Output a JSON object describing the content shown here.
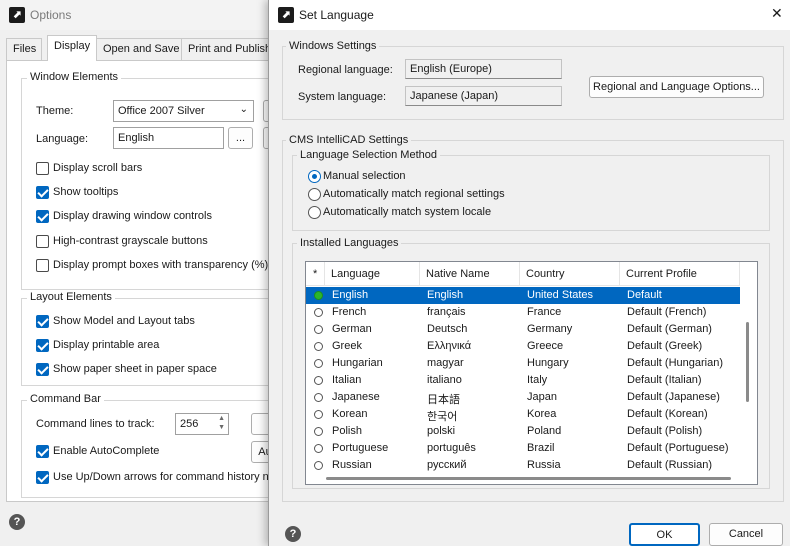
{
  "options": {
    "title": "Options",
    "tabs": [
      "Files",
      "Display",
      "Open and Save",
      "Print and Publish"
    ],
    "window_elements": {
      "label": "Window Elements",
      "theme_label": "Theme:",
      "theme_value": "Office 2007 Silver",
      "language_label": "Language:",
      "language_value": "English",
      "browse_label": "...",
      "checks": [
        {
          "label": "Display scroll bars",
          "checked": false
        },
        {
          "label": "Show tooltips",
          "checked": true
        },
        {
          "label": "Display drawing window controls",
          "checked": true
        },
        {
          "label": "High-contrast grayscale buttons",
          "checked": false
        },
        {
          "label": "Display prompt boxes with transparency (%)",
          "checked": false
        }
      ]
    },
    "layout_elements": {
      "label": "Layout Elements",
      "checks": [
        {
          "label": "Show Model and Layout tabs",
          "checked": true
        },
        {
          "label": "Display printable area",
          "checked": true
        },
        {
          "label": "Show paper sheet in paper space",
          "checked": true
        }
      ]
    },
    "command_bar": {
      "label": "Command Bar",
      "lines_label": "Command lines to track:",
      "lines_value": "256",
      "autocomplete_label": "Enable AutoComplete",
      "autocomplete_checked": true,
      "autocomplete_button": "Au",
      "updown_label": "Use Up/Down arrows for command history na",
      "updown_checked": true
    },
    "help": "?"
  },
  "dialog": {
    "title": "Set Language",
    "close": "✕",
    "windows_settings": {
      "label": "Windows Settings",
      "regional_label": "Regional language:",
      "regional_value": "English (Europe)",
      "system_label": "System language:",
      "system_value": "Japanese (Japan)",
      "options_button": "Regional and Language Options..."
    },
    "cms_settings": {
      "label": "CMS IntelliCAD Settings",
      "method": {
        "label": "Language Selection Method",
        "options": [
          {
            "label": "Manual selection",
            "selected": true
          },
          {
            "label": "Automatically match regional settings",
            "selected": false
          },
          {
            "label": "Automatically match system locale",
            "selected": false
          }
        ]
      },
      "installed": {
        "label": "Installed Languages",
        "columns": [
          "*",
          "Language",
          "Native Name",
          "Country",
          "Current Profile"
        ],
        "rows": [
          {
            "language": "English",
            "native": "English",
            "country": "United States",
            "profile": "Default",
            "active": true,
            "selected": true
          },
          {
            "language": "French",
            "native": "français",
            "country": "France",
            "profile": "Default (French)",
            "active": false,
            "selected": false
          },
          {
            "language": "German",
            "native": "Deutsch",
            "country": "Germany",
            "profile": "Default (German)",
            "active": false,
            "selected": false
          },
          {
            "language": "Greek",
            "native": "Ελληνικά",
            "country": "Greece",
            "profile": "Default (Greek)",
            "active": false,
            "selected": false
          },
          {
            "language": "Hungarian",
            "native": "magyar",
            "country": "Hungary",
            "profile": "Default (Hungarian)",
            "active": false,
            "selected": false
          },
          {
            "language": "Italian",
            "native": "italiano",
            "country": "Italy",
            "profile": "Default (Italian)",
            "active": false,
            "selected": false
          },
          {
            "language": "Japanese",
            "native": "日本語",
            "country": "Japan",
            "profile": "Default (Japanese)",
            "active": false,
            "selected": false
          },
          {
            "language": "Korean",
            "native": "한국어",
            "country": "Korea",
            "profile": "Default (Korean)",
            "active": false,
            "selected": false
          },
          {
            "language": "Polish",
            "native": "polski",
            "country": "Poland",
            "profile": "Default (Polish)",
            "active": false,
            "selected": false
          },
          {
            "language": "Portuguese",
            "native": "português",
            "country": "Brazil",
            "profile": "Default (Portuguese)",
            "active": false,
            "selected": false
          },
          {
            "language": "Russian",
            "native": "русский",
            "country": "Russia",
            "profile": "Default (Russian)",
            "active": false,
            "selected": false
          }
        ]
      }
    },
    "ok": "OK",
    "cancel": "Cancel",
    "help": "?"
  },
  "colors": {
    "accent": "#0067c0",
    "active_dot": "#2bb52b"
  }
}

◆ ◆ ◆

SET EXERCISE:
Can the entries above be repeated exactly, without their pictures?

WRITTEN ANSWER:
Output a JSON object describing the content shown here.
{
  "options": {
    "title": "Options",
    "tabs": [
      "Files",
      "Display",
      "Open and Save",
      "Print and Publish"
    ],
    "window_elements": {
      "label": "Window Elements",
      "theme_label": "Theme:",
      "theme_value": "Office 2007 Silver",
      "language_label": "Language:",
      "language_value": "English",
      "browse_label": "...",
      "checks": [
        {
          "label": "Display scroll bars",
          "checked": false
        },
        {
          "label": "Show tooltips",
          "checked": true
        },
        {
          "label": "Display drawing window controls",
          "checked": true
        },
        {
          "label": "High-contrast grayscale buttons",
          "checked": false
        },
        {
          "label": "Display prompt boxes with transparency (%)",
          "checked": false
        }
      ]
    },
    "layout_elements": {
      "label": "Layout Elements",
      "checks": [
        {
          "label": "Show Model and Layout tabs",
          "checked": true
        },
        {
          "label": "Display printable area",
          "checked": true
        },
        {
          "label": "Show paper sheet in paper space",
          "checked": true
        }
      ]
    },
    "command_bar": {
      "label": "Command Bar",
      "lines_label": "Command lines to track:",
      "lines_value": "256",
      "autocomplete_label": "Enable AutoComplete",
      "autocomplete_checked": true,
      "autocomplete_button": "Au",
      "updown_label": "Use Up/Down arrows for command history na",
      "updown_checked": true
    },
    "help": "?"
  },
  "dialog": {
    "title": "Set Language",
    "close": "✕",
    "windows_settings": {
      "label": "Windows Settings",
      "regional_label": "Regional language:",
      "regional_value": "English (Europe)",
      "system_label": "System language:",
      "system_value": "Japanese (Japan)",
      "options_button": "Regional and Language Options..."
    },
    "cms_settings": {
      "label": "CMS IntelliCAD Settings",
      "method": {
        "label": "Language Selection Method",
        "options": [
          {
            "label": "Manual selection",
            "selected": true
          },
          {
            "label": "Automatically match regional settings",
            "selected": false
          },
          {
            "label": "Automatically match system locale",
            "selected": false
          }
        ]
      },
      "installed": {
        "label": "Installed Languages",
        "columns": [
          "*",
          "Language",
          "Native Name",
          "Country",
          "Current Profile"
        ],
        "rows": [
          {
            "language": "English",
            "native": "English",
            "country": "United States",
            "profile": "Default",
            "active": true,
            "selected": true
          },
          {
            "language": "French",
            "native": "français",
            "country": "France",
            "profile": "Default (French)",
            "active": false,
            "selected": false
          },
          {
            "language": "German",
            "native": "Deutsch",
            "country": "Germany",
            "profile": "Default (German)",
            "active": false,
            "selected": false
          },
          {
            "language": "Greek",
            "native": "Ελληνικά",
            "country": "Greece",
            "profile": "Default (Greek)",
            "active": false,
            "selected": false
          },
          {
            "language": "Hungarian",
            "native": "magyar",
            "country": "Hungary",
            "profile": "Default (Hungarian)",
            "active": false,
            "selected": false
          },
          {
            "language": "Italian",
            "native": "italiano",
            "country": "Italy",
            "profile": "Default (Italian)",
            "active": false,
            "selected": false
          },
          {
            "language": "Japanese",
            "native": "日本語",
            "country": "Japan",
            "profile": "Default (Japanese)",
            "active": false,
            "selected": false
          },
          {
            "language": "Korean",
            "native": "한국어",
            "country": "Korea",
            "profile": "Default (Korean)",
            "active": false,
            "selected": false
          },
          {
            "language": "Polish",
            "native": "polski",
            "country": "Poland",
            "profile": "Default (Polish)",
            "active": false,
            "selected": false
          },
          {
            "language": "Portuguese",
            "native": "português",
            "country": "Brazil",
            "profile": "Default (Portuguese)",
            "active": false,
            "selected": false
          },
          {
            "language": "Russian",
            "native": "русский",
            "country": "Russia",
            "profile": "Default (Russian)",
            "active": false,
            "selected": false
          }
        ]
      }
    },
    "ok": "OK",
    "cancel": "Cancel",
    "help": "?"
  },
  "colors": {
    "accent": "#0067c0",
    "active_dot": "#2bb52b"
  }
}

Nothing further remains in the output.